* _EXERCISE GOAL_
Locate all lines in the data below that hold "legend" and show them.

Rows from a figure dataset:
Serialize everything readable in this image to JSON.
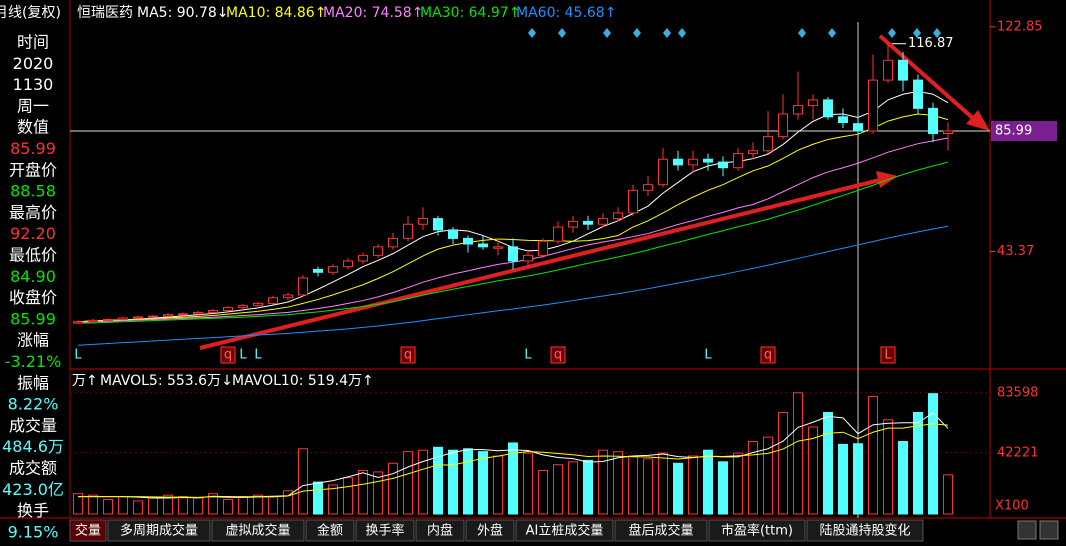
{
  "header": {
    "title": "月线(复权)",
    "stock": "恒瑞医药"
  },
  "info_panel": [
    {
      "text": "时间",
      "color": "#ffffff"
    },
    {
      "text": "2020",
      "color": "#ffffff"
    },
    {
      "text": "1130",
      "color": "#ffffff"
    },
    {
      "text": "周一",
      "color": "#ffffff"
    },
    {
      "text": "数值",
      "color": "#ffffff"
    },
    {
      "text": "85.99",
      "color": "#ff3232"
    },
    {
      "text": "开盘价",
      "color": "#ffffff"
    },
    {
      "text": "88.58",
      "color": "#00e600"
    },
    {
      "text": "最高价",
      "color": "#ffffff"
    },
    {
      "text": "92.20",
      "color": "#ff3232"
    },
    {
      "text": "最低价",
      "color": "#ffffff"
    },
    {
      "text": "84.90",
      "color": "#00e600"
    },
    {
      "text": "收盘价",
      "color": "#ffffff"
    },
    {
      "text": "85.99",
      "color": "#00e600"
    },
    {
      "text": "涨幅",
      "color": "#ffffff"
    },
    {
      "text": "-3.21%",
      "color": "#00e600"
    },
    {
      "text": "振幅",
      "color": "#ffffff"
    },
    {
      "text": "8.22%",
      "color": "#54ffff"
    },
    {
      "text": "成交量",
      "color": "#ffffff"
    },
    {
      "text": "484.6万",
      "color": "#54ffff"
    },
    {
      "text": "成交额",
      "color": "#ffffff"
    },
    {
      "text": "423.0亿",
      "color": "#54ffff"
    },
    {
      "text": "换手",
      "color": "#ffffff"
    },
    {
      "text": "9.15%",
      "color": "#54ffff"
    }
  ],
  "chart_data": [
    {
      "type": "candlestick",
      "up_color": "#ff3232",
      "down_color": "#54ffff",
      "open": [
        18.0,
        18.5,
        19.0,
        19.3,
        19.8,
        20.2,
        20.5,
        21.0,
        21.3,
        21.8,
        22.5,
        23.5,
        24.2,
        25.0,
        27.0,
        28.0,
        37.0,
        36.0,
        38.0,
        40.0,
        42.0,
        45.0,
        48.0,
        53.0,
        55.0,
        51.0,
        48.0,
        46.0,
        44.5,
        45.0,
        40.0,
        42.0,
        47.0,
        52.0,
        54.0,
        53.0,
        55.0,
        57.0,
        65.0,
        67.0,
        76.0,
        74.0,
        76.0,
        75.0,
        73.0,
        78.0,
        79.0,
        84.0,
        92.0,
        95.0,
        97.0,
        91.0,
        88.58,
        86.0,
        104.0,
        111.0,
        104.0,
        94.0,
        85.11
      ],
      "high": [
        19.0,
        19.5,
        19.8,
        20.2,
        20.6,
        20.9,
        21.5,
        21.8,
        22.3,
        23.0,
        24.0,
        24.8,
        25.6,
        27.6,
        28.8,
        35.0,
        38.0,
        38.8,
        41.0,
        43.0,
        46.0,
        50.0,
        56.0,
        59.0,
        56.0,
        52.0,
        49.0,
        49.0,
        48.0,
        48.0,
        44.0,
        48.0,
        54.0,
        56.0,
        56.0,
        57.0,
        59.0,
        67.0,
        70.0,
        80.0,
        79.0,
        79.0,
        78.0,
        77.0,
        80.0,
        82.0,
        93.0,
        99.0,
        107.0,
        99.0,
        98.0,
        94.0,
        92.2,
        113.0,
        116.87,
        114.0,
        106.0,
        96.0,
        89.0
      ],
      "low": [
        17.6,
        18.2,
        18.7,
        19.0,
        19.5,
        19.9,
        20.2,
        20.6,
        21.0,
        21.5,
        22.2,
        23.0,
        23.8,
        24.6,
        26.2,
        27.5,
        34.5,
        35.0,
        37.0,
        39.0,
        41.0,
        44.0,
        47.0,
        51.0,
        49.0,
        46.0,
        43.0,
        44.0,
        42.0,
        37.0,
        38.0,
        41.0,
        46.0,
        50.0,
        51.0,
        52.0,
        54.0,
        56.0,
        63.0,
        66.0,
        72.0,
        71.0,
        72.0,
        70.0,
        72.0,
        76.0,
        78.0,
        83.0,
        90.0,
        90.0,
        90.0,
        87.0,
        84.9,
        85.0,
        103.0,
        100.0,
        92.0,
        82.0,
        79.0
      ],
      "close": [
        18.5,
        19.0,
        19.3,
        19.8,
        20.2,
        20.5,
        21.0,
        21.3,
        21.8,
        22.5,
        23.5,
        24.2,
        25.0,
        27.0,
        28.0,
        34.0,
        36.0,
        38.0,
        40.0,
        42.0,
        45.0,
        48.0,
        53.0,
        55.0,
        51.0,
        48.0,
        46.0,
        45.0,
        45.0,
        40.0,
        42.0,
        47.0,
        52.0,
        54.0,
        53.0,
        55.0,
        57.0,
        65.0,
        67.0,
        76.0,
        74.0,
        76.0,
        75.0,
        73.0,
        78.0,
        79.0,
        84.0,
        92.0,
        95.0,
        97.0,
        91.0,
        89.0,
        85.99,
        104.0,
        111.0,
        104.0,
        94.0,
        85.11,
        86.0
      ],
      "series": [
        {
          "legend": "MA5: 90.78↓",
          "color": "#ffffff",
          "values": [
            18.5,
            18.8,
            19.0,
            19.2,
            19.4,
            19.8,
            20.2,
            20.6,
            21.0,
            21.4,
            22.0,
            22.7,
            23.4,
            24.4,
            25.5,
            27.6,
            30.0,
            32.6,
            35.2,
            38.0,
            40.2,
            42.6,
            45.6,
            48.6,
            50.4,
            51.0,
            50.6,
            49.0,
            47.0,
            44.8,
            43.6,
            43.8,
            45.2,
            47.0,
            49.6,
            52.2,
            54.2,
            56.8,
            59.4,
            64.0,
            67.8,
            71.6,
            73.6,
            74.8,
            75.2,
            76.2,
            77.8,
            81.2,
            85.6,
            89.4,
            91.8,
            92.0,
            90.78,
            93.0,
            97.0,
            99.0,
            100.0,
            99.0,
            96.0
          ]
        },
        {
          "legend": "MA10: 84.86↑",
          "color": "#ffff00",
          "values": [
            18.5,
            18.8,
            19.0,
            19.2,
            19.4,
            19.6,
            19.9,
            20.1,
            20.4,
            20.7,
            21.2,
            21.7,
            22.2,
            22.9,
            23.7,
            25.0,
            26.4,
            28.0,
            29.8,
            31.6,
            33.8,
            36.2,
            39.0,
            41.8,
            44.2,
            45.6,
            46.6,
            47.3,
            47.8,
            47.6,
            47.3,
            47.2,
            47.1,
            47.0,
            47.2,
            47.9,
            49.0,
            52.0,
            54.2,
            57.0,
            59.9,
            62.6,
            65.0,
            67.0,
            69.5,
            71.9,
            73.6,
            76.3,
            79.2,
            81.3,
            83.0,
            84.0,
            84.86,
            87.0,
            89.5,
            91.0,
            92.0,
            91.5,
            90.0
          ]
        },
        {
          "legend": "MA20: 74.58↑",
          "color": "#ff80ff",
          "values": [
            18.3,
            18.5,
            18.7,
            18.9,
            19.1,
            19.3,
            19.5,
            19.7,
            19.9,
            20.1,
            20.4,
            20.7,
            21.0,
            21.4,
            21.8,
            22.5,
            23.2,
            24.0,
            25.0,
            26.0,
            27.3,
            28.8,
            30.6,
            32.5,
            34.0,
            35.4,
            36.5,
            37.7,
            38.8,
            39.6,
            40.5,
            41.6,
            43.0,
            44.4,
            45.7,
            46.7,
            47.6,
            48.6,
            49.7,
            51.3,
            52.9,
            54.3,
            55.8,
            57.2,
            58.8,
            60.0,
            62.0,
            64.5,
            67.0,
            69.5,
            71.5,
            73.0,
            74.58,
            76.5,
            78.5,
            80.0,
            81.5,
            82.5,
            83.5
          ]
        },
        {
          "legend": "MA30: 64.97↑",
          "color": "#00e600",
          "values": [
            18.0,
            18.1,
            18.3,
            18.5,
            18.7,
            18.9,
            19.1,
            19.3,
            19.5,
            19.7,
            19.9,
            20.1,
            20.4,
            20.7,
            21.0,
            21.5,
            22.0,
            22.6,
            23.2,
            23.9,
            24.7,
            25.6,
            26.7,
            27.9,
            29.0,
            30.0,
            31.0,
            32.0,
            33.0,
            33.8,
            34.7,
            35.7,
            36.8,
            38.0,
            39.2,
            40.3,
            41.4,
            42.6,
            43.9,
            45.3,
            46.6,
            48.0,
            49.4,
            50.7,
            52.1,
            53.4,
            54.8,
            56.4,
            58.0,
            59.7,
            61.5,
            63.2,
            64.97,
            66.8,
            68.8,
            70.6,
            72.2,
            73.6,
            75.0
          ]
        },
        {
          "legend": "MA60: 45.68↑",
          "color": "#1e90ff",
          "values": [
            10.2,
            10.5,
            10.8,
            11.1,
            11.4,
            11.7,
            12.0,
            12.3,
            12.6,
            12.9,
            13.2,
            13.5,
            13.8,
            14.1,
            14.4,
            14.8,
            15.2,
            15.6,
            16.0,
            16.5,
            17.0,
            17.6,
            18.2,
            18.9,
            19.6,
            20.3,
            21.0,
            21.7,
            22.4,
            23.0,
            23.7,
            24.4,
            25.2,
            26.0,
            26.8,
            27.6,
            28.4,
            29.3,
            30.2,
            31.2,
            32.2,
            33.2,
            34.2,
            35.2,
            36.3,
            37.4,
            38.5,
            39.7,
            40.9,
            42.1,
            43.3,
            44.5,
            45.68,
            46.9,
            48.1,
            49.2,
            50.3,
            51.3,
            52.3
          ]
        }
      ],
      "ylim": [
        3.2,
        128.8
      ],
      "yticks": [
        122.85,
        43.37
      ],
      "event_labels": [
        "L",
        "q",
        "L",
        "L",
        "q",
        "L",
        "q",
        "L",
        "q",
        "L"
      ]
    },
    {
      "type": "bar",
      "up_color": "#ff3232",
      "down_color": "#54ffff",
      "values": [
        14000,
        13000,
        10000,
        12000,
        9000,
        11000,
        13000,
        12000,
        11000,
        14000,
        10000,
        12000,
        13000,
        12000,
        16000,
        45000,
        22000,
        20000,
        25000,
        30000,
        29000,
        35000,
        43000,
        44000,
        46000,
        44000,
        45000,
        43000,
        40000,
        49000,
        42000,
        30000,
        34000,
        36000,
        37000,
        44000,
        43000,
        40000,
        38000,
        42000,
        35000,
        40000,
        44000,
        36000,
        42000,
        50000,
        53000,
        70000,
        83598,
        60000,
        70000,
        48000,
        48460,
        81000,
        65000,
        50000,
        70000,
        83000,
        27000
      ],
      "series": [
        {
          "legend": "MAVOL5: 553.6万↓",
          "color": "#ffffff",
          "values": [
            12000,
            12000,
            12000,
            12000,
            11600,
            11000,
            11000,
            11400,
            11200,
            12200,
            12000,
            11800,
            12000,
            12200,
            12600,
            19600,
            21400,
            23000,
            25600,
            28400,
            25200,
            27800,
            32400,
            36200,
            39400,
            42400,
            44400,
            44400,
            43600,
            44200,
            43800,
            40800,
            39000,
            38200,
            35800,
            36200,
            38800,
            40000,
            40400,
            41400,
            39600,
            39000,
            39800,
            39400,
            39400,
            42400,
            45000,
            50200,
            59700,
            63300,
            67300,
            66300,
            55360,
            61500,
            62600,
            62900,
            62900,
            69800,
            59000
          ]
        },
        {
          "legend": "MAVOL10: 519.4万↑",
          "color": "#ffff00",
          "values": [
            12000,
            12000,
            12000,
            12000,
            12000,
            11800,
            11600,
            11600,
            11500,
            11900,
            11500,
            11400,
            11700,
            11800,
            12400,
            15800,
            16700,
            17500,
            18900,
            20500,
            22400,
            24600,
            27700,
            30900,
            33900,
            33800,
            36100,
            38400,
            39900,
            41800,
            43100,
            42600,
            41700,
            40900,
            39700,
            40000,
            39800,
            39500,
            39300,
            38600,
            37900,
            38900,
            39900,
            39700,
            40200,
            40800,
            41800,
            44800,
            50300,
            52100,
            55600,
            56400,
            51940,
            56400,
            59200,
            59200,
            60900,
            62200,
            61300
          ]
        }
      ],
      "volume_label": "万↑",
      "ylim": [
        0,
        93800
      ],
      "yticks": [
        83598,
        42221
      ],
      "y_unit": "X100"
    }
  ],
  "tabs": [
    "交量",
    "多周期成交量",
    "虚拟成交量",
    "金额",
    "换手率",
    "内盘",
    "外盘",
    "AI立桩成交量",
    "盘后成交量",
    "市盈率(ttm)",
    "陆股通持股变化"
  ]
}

* _THE OUTPUT_
          "legend": "MA5: 90.78↓",
          "legend": "MA10: 84.86↑",
          "legend": "MA20: 74.58↑",
          "legend": "MA30: 64.97↑",
          "legend": "MA60: 45.68↑",
          "legend": "MAVOL5: 553.6万↓",
          "legend": "MAVOL10: 519.4万↑",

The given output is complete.